• [Direction 1] Could you return the lines of the dataset entries from the line with "Point <box>470 512 492 526</box>" to the line with "Point <box>856 484 879 499</box>", both included, copied without any change?

* BEGIN Provided text *

The results confirm that there is also substantial information for tree detection in last pulse data. Currently, in raster-based processing, this information has been largely neglected. The obtained results would even suggest the use of last pulse data for detection, but we assume that a hybrid model utilizing both the first and last pulse data should be developed, even when processing is done at raster level. The advantages of first pulse data obviously include the lower number of commission errors and the high quality of tree separation when the crowns are not overlapping, whereas the advantage of last pulse is in the separation of trees whose crowns overlap. A hybrid model, utilizing the advantages of both pulse types should be developed.

Previously, last pulse data has been demonstrated to be usable for various applications. Liang et al. [77] used a simple technique (the difference of the first and last pulse returns under leaf-off conditions) to discriminate between deciduous and coniferous trees at individual tree level. In Matikainen et al. [78], a comparison between first pulse and last pulse laser scanner data in building detection was carried out. Both visual and numerical quality evaluations showed that the correctness of the results improved when last pulse data were used instead of first pulse data. In building detection using leaf-off data, the clearest difference between the first pulse and last pulse results was the proportion of the area classified as trees, which was considerably larger when the first pulse DSM was used [78].

With leaf-off data, more complex decision rules have to be developed for tree detection. With leaf-off data, the coniferous trees behave similarly to the leaf-on data, but the response of the deciduous trees can vary and needs to be studied in detail. A hybrid technique, utilizing both the first and last pulse data, may provide a working solution for deciduous canopies.

The applied 2.5 m maximum distance for tree matching is a possible error source when matching small trees. A variable distance, based on tree height, could be used in future. Matching using variable distance based on the DBH of the tree is reported in [79].

* END Provided text *
* BEGIN Data rows *

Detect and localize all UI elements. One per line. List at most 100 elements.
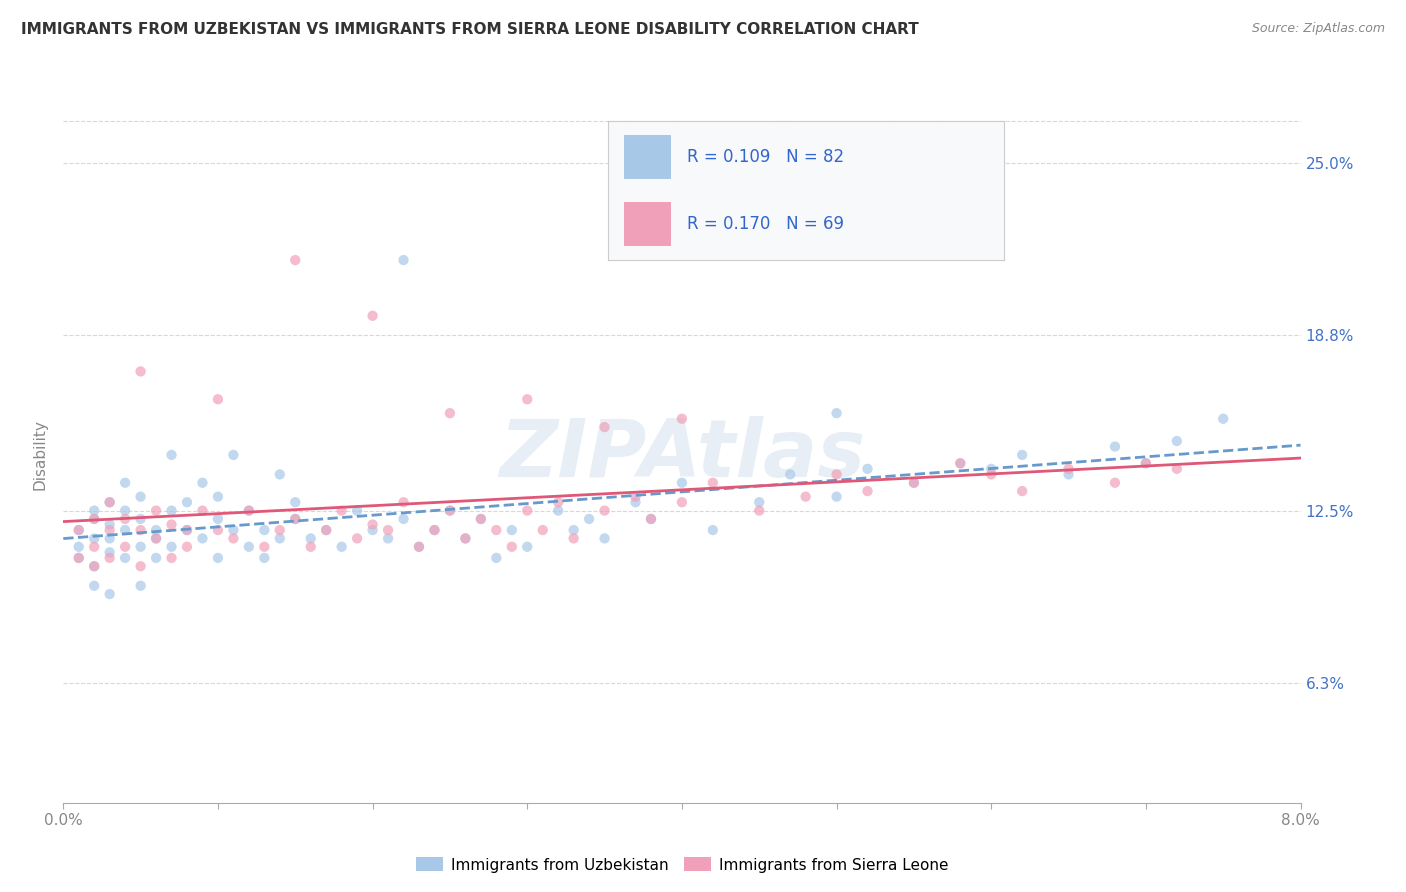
Point <box>470 512 492 526</box>
Point <box>1166 434 1188 448</box>
Point <box>145 532 167 546</box>
Point <box>98 550 121 565</box>
Point <box>1057 467 1080 482</box>
Point <box>377 523 399 537</box>
Point <box>624 490 647 504</box>
Point <box>67 540 90 554</box>
Point <box>1104 475 1126 490</box>
Point <box>145 550 167 565</box>
Text: ZIPAtlas: ZIPAtlas <box>499 416 865 494</box>
Point <box>392 495 415 509</box>
Point <box>67 550 90 565</box>
Point <box>454 532 477 546</box>
Legend: Immigrants from Uzbekistan, Immigrants from Sierra Leone: Immigrants from Uzbekistan, Immigrants f… <box>409 851 955 879</box>
Point <box>516 540 538 554</box>
Point <box>238 503 260 517</box>
Point <box>980 467 1002 482</box>
Point <box>129 490 152 504</box>
Point <box>98 517 121 532</box>
Point <box>501 540 523 554</box>
Point <box>98 495 121 509</box>
Point <box>1135 456 1157 470</box>
Point <box>222 448 245 462</box>
Point <box>361 517 384 532</box>
Point <box>145 523 167 537</box>
Point <box>856 484 879 499</box>
Point <box>439 503 461 517</box>
Point <box>284 512 307 526</box>
Point <box>748 495 770 509</box>
Point <box>1011 448 1033 462</box>
Point <box>160 550 183 565</box>
Point <box>114 540 136 554</box>
Point <box>83 503 105 517</box>
Point <box>361 309 384 323</box>
Point <box>114 523 136 537</box>
Point <box>238 540 260 554</box>
Point <box>501 523 523 537</box>
Point <box>67 523 90 537</box>
Point <box>1057 462 1080 476</box>
Point <box>903 475 925 490</box>
Point <box>269 467 291 482</box>
Point <box>578 512 600 526</box>
Point <box>903 475 925 490</box>
Point <box>299 532 322 546</box>
Point <box>284 512 307 526</box>
Point <box>439 406 461 420</box>
Point <box>408 540 430 554</box>
Point <box>160 503 183 517</box>
Point <box>145 503 167 517</box>
Point <box>98 545 121 559</box>
Point <box>129 579 152 593</box>
Point <box>1135 456 1157 470</box>
Point <box>269 532 291 546</box>
Point <box>83 532 105 546</box>
Point <box>83 512 105 526</box>
Point <box>439 503 461 517</box>
Point <box>825 467 848 482</box>
Point <box>346 503 368 517</box>
Point <box>253 550 276 565</box>
Point <box>640 512 662 526</box>
Point <box>114 503 136 517</box>
Point <box>392 512 415 526</box>
Point <box>485 550 508 565</box>
Point <box>547 503 569 517</box>
Point <box>1212 411 1234 425</box>
Point <box>624 495 647 509</box>
Point <box>562 523 585 537</box>
Point <box>702 475 724 490</box>
Point <box>408 540 430 554</box>
Point <box>160 448 183 462</box>
Point <box>83 579 105 593</box>
Point <box>516 503 538 517</box>
Point <box>346 532 368 546</box>
Point <box>330 503 353 517</box>
Point <box>191 532 214 546</box>
Point <box>423 523 446 537</box>
Point <box>207 550 229 565</box>
Point <box>702 523 724 537</box>
Point <box>949 456 972 470</box>
Text: Source: ZipAtlas.com: Source: ZipAtlas.com <box>1251 22 1385 36</box>
Point <box>160 540 183 554</box>
Point <box>129 364 152 378</box>
Point <box>176 523 198 537</box>
Point <box>98 587 121 601</box>
Point <box>284 495 307 509</box>
Point <box>980 462 1002 476</box>
Point <box>129 540 152 554</box>
Point <box>392 253 415 268</box>
Point <box>114 512 136 526</box>
Point <box>129 523 152 537</box>
Point <box>330 540 353 554</box>
Point <box>176 523 198 537</box>
Point <box>377 532 399 546</box>
Point <box>361 523 384 537</box>
Point <box>671 495 693 509</box>
Point <box>98 532 121 546</box>
Point <box>98 523 121 537</box>
Point <box>253 540 276 554</box>
Point <box>1011 484 1033 499</box>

* END Data rows *

• [Direction 2] Could you write the next part of the text on using last pulse laser scanner data for tree detection, starting after its final sentence?

• [Task result 1]
Point <box>470 512 492 526</box>
Point <box>1166 434 1188 448</box>
Point <box>145 532 167 546</box>
Point <box>98 550 121 565</box>
Point <box>1057 467 1080 482</box>
Point <box>377 523 399 537</box>
Point <box>624 490 647 504</box>
Point <box>67 540 90 554</box>
Point <box>1104 475 1126 490</box>
Point <box>145 550 167 565</box>
Text: ZIPAtlas: ZIPAtlas <box>499 416 865 494</box>
Point <box>392 495 415 509</box>
Point <box>67 550 90 565</box>
Point <box>454 532 477 546</box>
Legend: Immigrants from Uzbekistan, Immigrants from Sierra Leone: Immigrants from Uzbekistan, Immigrants f… <box>409 851 955 879</box>
Point <box>516 540 538 554</box>
Point <box>238 503 260 517</box>
Point <box>980 467 1002 482</box>
Point <box>129 490 152 504</box>
Point <box>98 517 121 532</box>
Point <box>501 540 523 554</box>
Point <box>98 495 121 509</box>
Point <box>1135 456 1157 470</box>
Point <box>222 448 245 462</box>
Point <box>361 517 384 532</box>
Point <box>145 523 167 537</box>
Point <box>856 484 879 499</box>

• [Task result 2]
3.2. The Accuracy of Area-Based Prediction of Forest Variables

We wanted to show that the use of individual tree features as predictors increases the accuracy of stem volume in area-based predictions. Table 3 summarizes the results for mean height, mean DBH and stem volume when using (a) all features (both individual tree-based and point height metrics); (b) point height metrics and (c) individual tree-based features. With regard to volume estimation, there is a substantial improvement when using individual tree-based features as input for area-based prediction when compared to point height metrics. The results were repeated using two point densities and two DBH versus height models, and the combined data set, consisting of individual tree-based and point height metrics, provided the most accurate forest variable predictions in all cases. Since individual tree-based features can easily be added to the ABA method, the results propose a potential improvement in the accuracy of the estimation of forest variables in the ABA.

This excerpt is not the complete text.